**Task objective:**
Would you repeat the listing exactly but omit every picture?

(Lines of data)
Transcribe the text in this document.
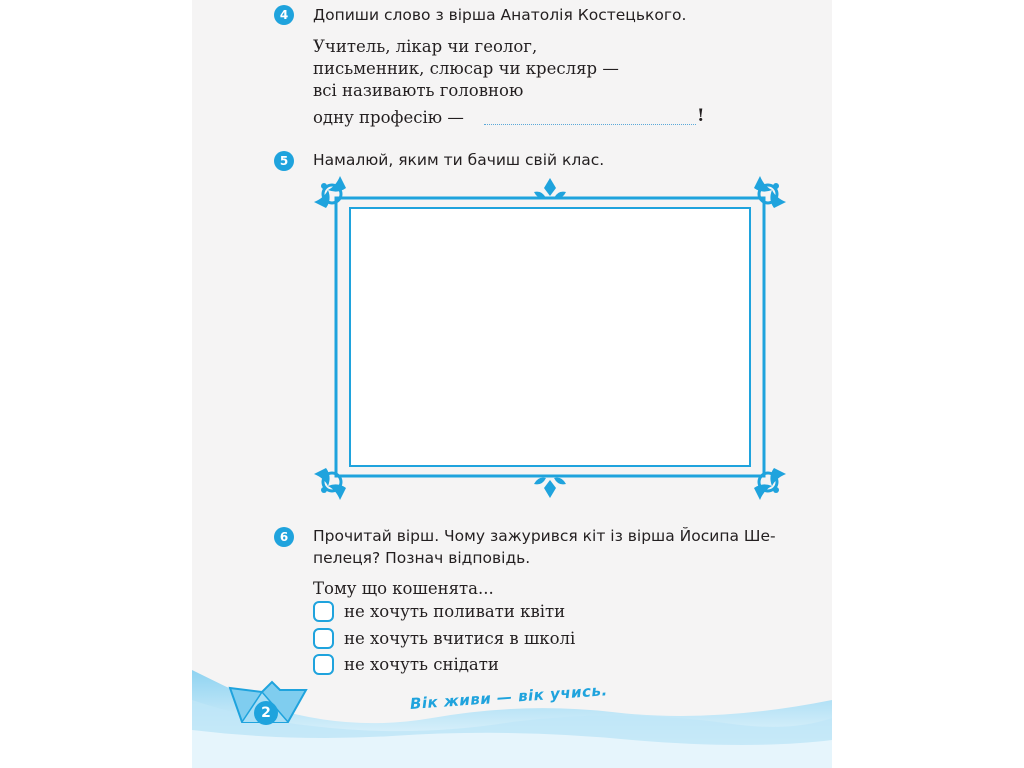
4	Допиши слово з вірша Анатолія Костецького.
Учитель, лікар чи геолог,
письменник, слюсар чи кресляр —
всі називають головною
одну професію —	!
5	Намалюй, яким ти бачиш свій клас.
6	Прочитай вірш. Чому зажурився кіт із вірша Йосипа Ше-
пелеця? Познач відповідь.
Тому що кошенята...
не хочуть поливати квіти
не хочуть вчитися в школі
не хочуть снідати
2
Вік живи — вік учись.
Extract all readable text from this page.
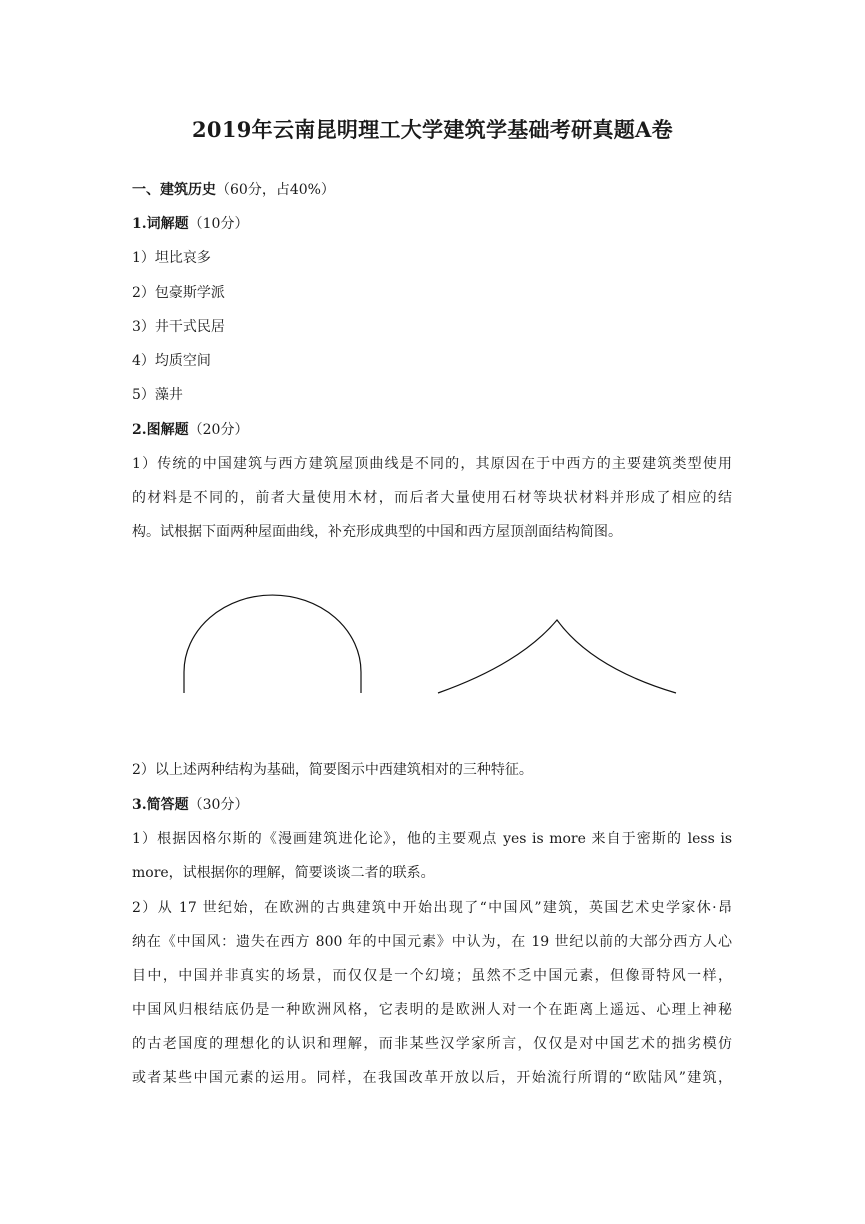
2019年云南昆明理工大学建筑学基础考研真题A卷
一、建筑历史（60分，占40%）
1.词解题（10分）
1）坦比哀多
2）包豪斯学派
3）井干式民居
4）均质空间
5）藻井
2.图解题（20分）
1）传统的中国建筑与西方建筑屋顶曲线是不同的，其原因在于中西方的主要建筑类型使用
的材料是不同的，前者大量使用木材，而后者大量使用石材等块状材料并形成了相应的结
构。试根据下面两种屋面曲线，补充形成典型的中国和西方屋顶剖面结构简图。
2）以上述两种结构为基础，简要图示中西建筑相对的三种特征。
3.简答题（30分）
1）根据因格尔斯的《漫画建筑进化论》，他的主要观点 yes is more 来自于密斯的 less is
more，试根据你的理解，简要谈谈二者的联系。
2）从 17 世纪始，在欧洲的古典建筑中开始出现了“中国风”建筑，英国艺术史学家休·昂
纳在《中国风：遗失在西方 800 年的中国元素》中认为，在 19 世纪以前的大部分西方人心
目中，中国并非真实的场景，而仅仅是一个幻境；虽然不乏中国元素，但像哥特风一样，
中国风归根结底仍是一种欧洲风格，它表明的是欧洲人对一个在距离上遥远、心理上神秘
的古老国度的理想化的认识和理解，而非某些汉学家所言，仅仅是对中国艺术的拙劣模仿
或者某些中国元素的运用。同样，在我国改革开放以后，开始流行所谓的“欧陆风”建筑，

**Correct result:**
Transcribe the text in this document.
4	Допиши слово з вірша Анатолія Костецького.
Учитель, лікар чи геолог,
письменник, слюсар чи кресляр —
всі називають головною
одну професію —	!
5	Намалюй, яким ти бачиш свій клас.
6	Прочитай вірш. Чому зажурився кіт із вірша Йосипа Ше-
пелеця? Познач відповідь.
Тому що кошенята...
не хочуть поливати квіти
не хочуть вчитися в школі
не хочуть снідати
2
Вік живи — вік учись.
Extract all readable text from this page.
2019年云南昆明理工大学建筑学基础考研真题A卷
一、建筑历史（60分，占40%）
1.词解题（10分）
1）坦比哀多
2）包豪斯学派
3）井干式民居
4）均质空间
5）藻井
2.图解题（20分）
1）传统的中国建筑与西方建筑屋顶曲线是不同的，其原因在于中西方的主要建筑类型使用
的材料是不同的，前者大量使用木材，而后者大量使用石材等块状材料并形成了相应的结
构。试根据下面两种屋面曲线，补充形成典型的中国和西方屋顶剖面结构简图。
2）以上述两种结构为基础，简要图示中西建筑相对的三种特征。
3.简答题（30分）
1）根据因格尔斯的《漫画建筑进化论》，他的主要观点 yes is more 来自于密斯的 less is
more，试根据你的理解，简要谈谈二者的联系。
2）从 17 世纪始，在欧洲的古典建筑中开始出现了“中国风”建筑，英国艺术史学家休·昂
纳在《中国风：遗失在西方 800 年的中国元素》中认为，在 19 世纪以前的大部分西方人心
目中，中国并非真实的场景，而仅仅是一个幻境；虽然不乏中国元素，但像哥特风一样，
中国风归根结底仍是一种欧洲风格，它表明的是欧洲人对一个在距离上遥远、心理上神秘
的古老国度的理想化的认识和理解，而非某些汉学家所言，仅仅是对中国艺术的拙劣模仿
或者某些中国元素的运用。同样，在我国改革开放以后，开始流行所谓的“欧陆风”建筑，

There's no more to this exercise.